REQUIRED TASK:
The answer should be a single number: how many lines of the entries below hold the word "auch".
— START OF PROVIDED RECORDS —
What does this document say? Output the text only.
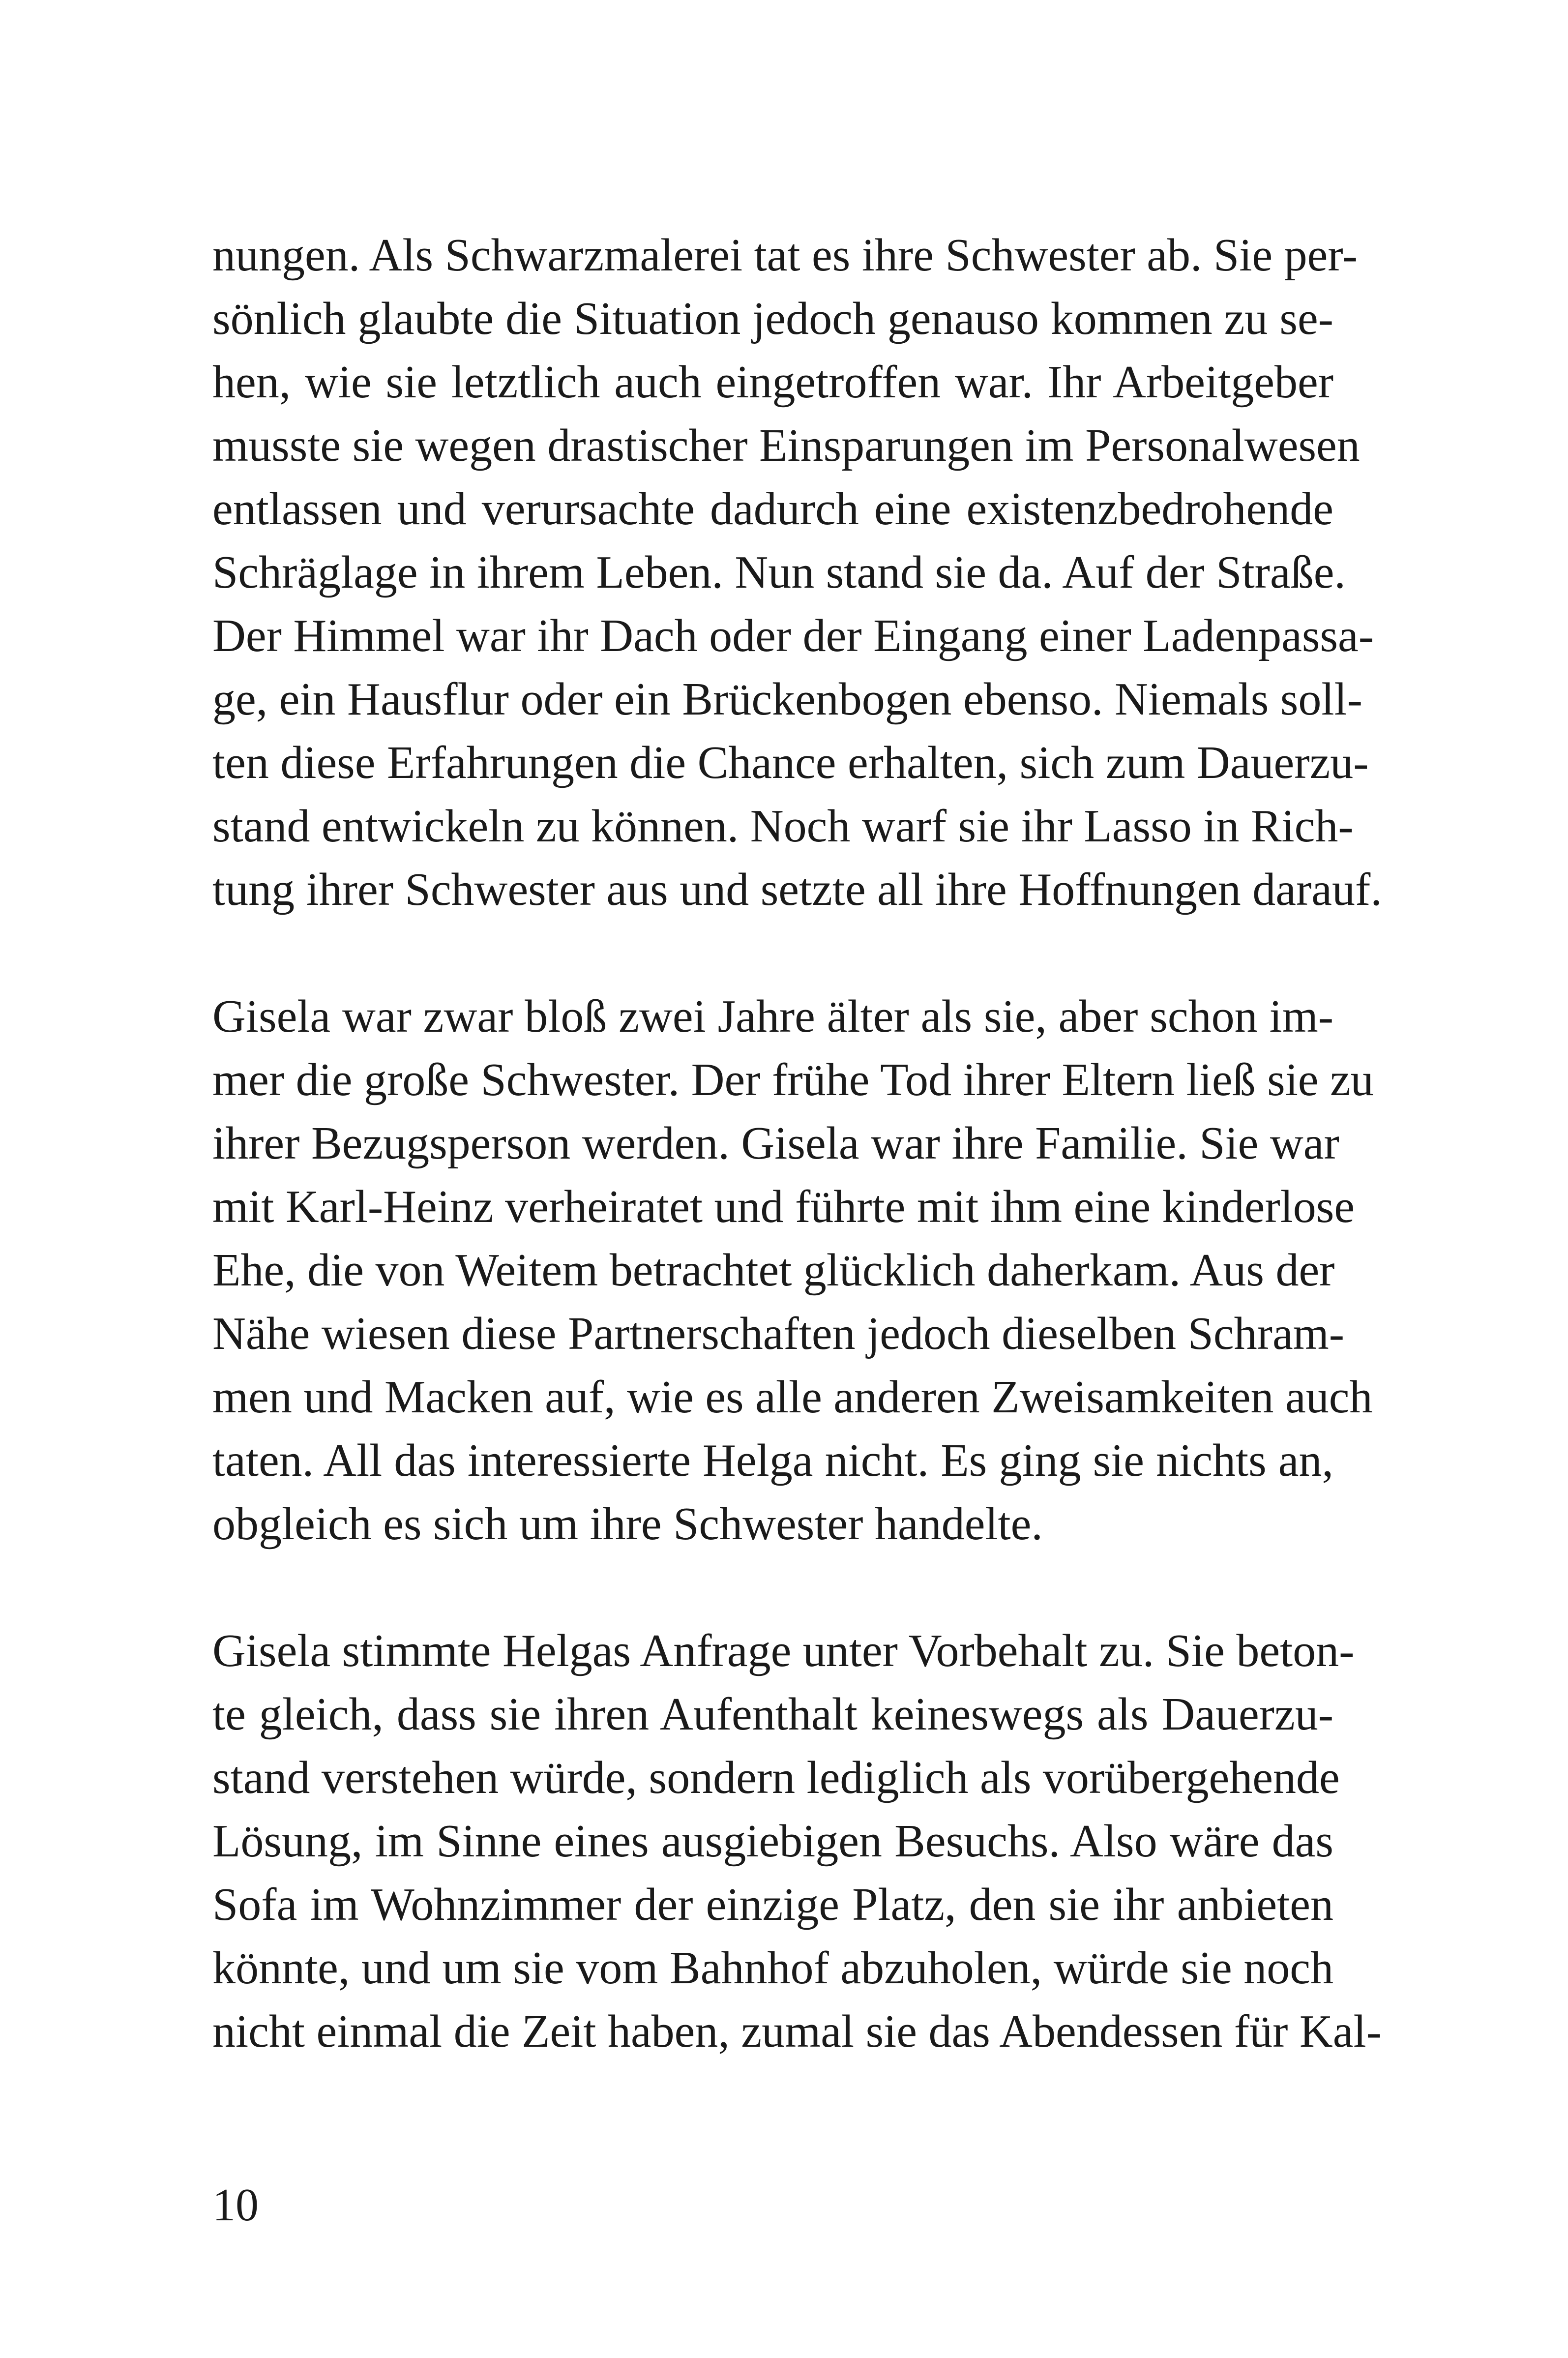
nungen. Als Schwarzmalerei tat es ihre Schwester ab. Sie per-
sönlich glaubte die Situation jedoch genauso kommen zu se-
hen, wie sie letztlich auch eingetroffen war. Ihr Arbeitgeber
musste sie wegen drastischer Einsparungen im Personalwesen
entlassen und verursachte dadurch eine existenzbedrohende
Schräglage in ihrem Leben. Nun stand sie da. Auf der Straße.
Der Himmel war ihr Dach oder der Eingang einer Ladenpassa-
ge, ein Hausflur oder ein Brückenbogen ebenso. Niemals soll-
ten diese Erfahrungen die Chance erhalten, sich zum Dauerzu-
stand entwickeln zu können. Noch warf sie ihr Lasso in Rich-
tung ihrer Schwester aus und setzte all ihre Hoffnungen darauf.

Gisela war zwar bloß zwei Jahre älter als sie, aber schon im-
mer die große Schwester. Der frühe Tod ihrer Eltern ließ sie zu
ihrer Bezugsperson werden. Gisela war ihre Familie. Sie war
mit Karl-Heinz verheiratet und führte mit ihm eine kinderlose
Ehe, die von Weitem betrachtet glücklich daherkam. Aus der
Nähe wiesen diese Partnerschaften jedoch dieselben Schram-
men und Macken auf, wie es alle anderen Zweisamkeiten auch
taten. All das interessierte Helga nicht. Es ging sie nichts an,
obgleich es sich um ihre Schwester handelte.

Gisela stimmte Helgas Anfrage unter Vorbehalt zu. Sie beton-
te gleich, dass sie ihren Aufenthalt keineswegs als Dauerzu-
stand verstehen würde, sondern lediglich als vorübergehende
Lösung, im Sinne eines ausgiebigen Besuchs. Also wäre das
Sofa im Wohnzimmer der einzige Platz, den sie ihr anbieten
könnte, und um sie vom Bahnhof abzuholen, würde sie noch
nicht einmal die Zeit haben, zumal sie das Abendessen für Kal-

10
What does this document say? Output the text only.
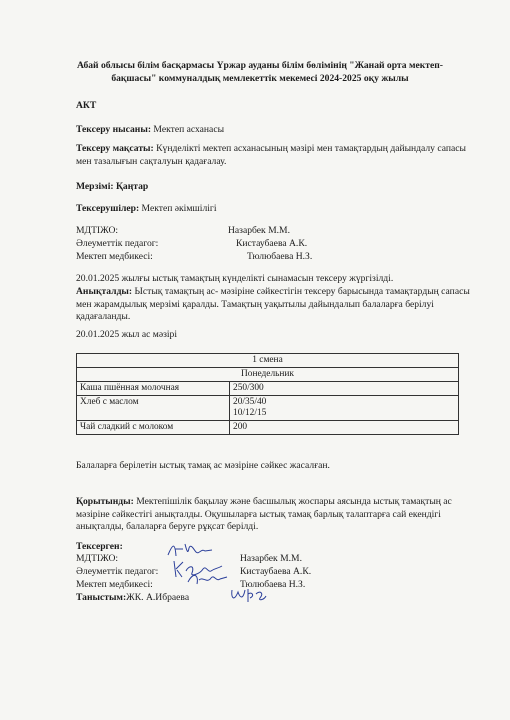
Абай облысы білім басқармасы Үржар ауданы білім бөлімінің "Жанай орта мектеп-бақшасы" коммуналдық мемлекеттік мекемесі 2024-2025 оқу жылы
АКТ
Тексеру нысаны: Мектеп асханасы
Тексеру мақсаты: Күнделікті мектеп асханасының мәзірі мен тамақтардың дайындалу сапасы мен тазалығын сақталуын қадағалау.
Мерзімі: Қаңтар
Тексерушілер: Мектеп әкімшілігі
МДТІЖО:	Назарбек М.М.
Әлеуметтік педагог:	Кистаубаева А.К.
Мектеп медбикесі:	Тюлюбаева Н.З.
20.01.2025 жылғы ыстық тамақтың күнделікті сынамасын тексеру жүргізілді.
Анықталды: Ыстық тамақтың ас- мәзіріне сәйкестігін тексеру барысында тамақтардың сапасы мен жарамдылық мерзімі қаралды. Тамақтың уақытылы дайындалып балаларға берілуі қадағаланды.
20.01.2025 жыл ас мәзірі
1 смена	
Понедельник	
Каша пшённая молочная	250/300
Хлеб с маслом	20/35/40
10/12/15

Чай сладкий с молоком	200
Балаларға берілетін ыстық тамақ ас мәзіріне сәйкес жасалған.
Қорытынды: Мектепішілік бақылау және басшылық жоспары аясында ыстық тамақтың ас мәзіріне сәйкестігі анықталды. Оқушыларға ыстық тамақ барлық талаптарға сай екендігі анықталды, балаларға беруге рұқсат берілді.
Тексерген:
МДТІЖО:	Назарбек М.М.
Әлеуметтік педагог:	Кистаубаева А.К.
Мектеп медбикесі:	Тюлюбаева Н.З.
Таныстым:ЖК. А.Ибраева
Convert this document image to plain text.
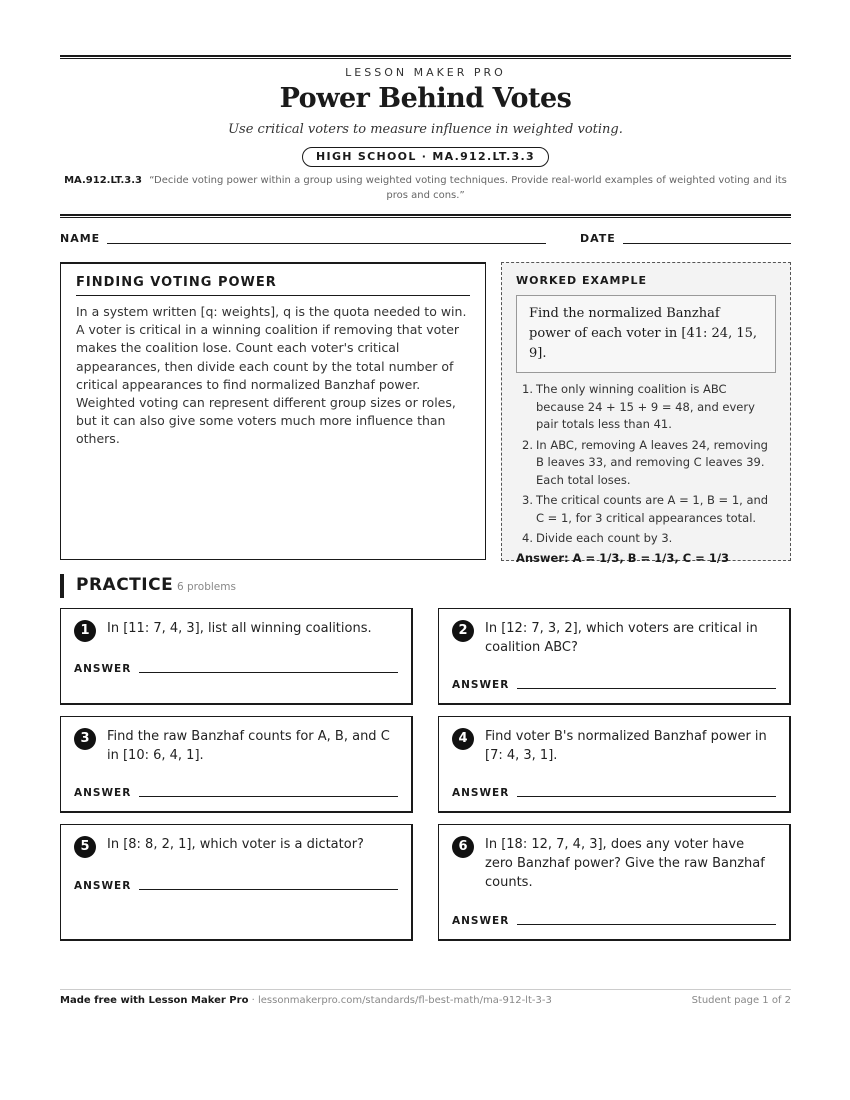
LESSON MAKER PRO
Power Behind Votes
Use critical voters to measure influence in weighted voting.
HIGH SCHOOL · MA.912.LT.3.3
MA.912.LT.3.3 “Decide voting power within a group using weighted voting techniques. Provide real-world examples of weighted voting and its pros and cons.”
NAME	DATE
FINDING VOTING POWER
In a system written [q: weights], q is the quota needed to win. A voter is critical in a winning coalition if removing that voter makes the coalition lose. Count each voter's critical appearances, then divide each count by the total number of critical appearances to find normalized Banzhaf power. Weighted voting can represent different group sizes or roles, but it can also give some voters much more influence than others.
WORKED EXAMPLE
Find the normalized Banzhaf power of each voter in [41: 24, 15, 9].
1. The only winning coalition is ABC because 24 + 15 + 9 = 48, and every pair totals less than 41.
2. In ABC, removing A leaves 24, removing B leaves 33, and removing C leaves 39. Each total loses.
3. The critical counts are A = 1, B = 1, and C = 1, for 3 critical appearances total.
4. Divide each count by 3.
Answer: A = 1/3, B = 1/3, C = 1/3
PRACTICE 6 problems
1	In [11: 7, 4, 3], list all winning coalitions.
ANSWER
2	In [12: 7, 3, 2], which voters are critical in coalition ABC?
ANSWER
3	Find the raw Banzhaf counts for A, B, and C in [10: 6, 4, 1].
ANSWER
4	Find voter B's normalized Banzhaf power in [7: 4, 3, 1].
ANSWER
5	In [8: 8, 2, 1], which voter is a dictator?
ANSWER
6	In [18: 12, 7, 4, 3], does any voter have zero Banzhaf power? Give the raw Banzhaf counts.
ANSWER
Made free with Lesson Maker Pro · lessonmakerpro.com/standards/fl-best-math/ma-912-lt-3-3	Student page 1 of 2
— END OF PROVIDED RECORDS —
EXPECTED ANSWER:
2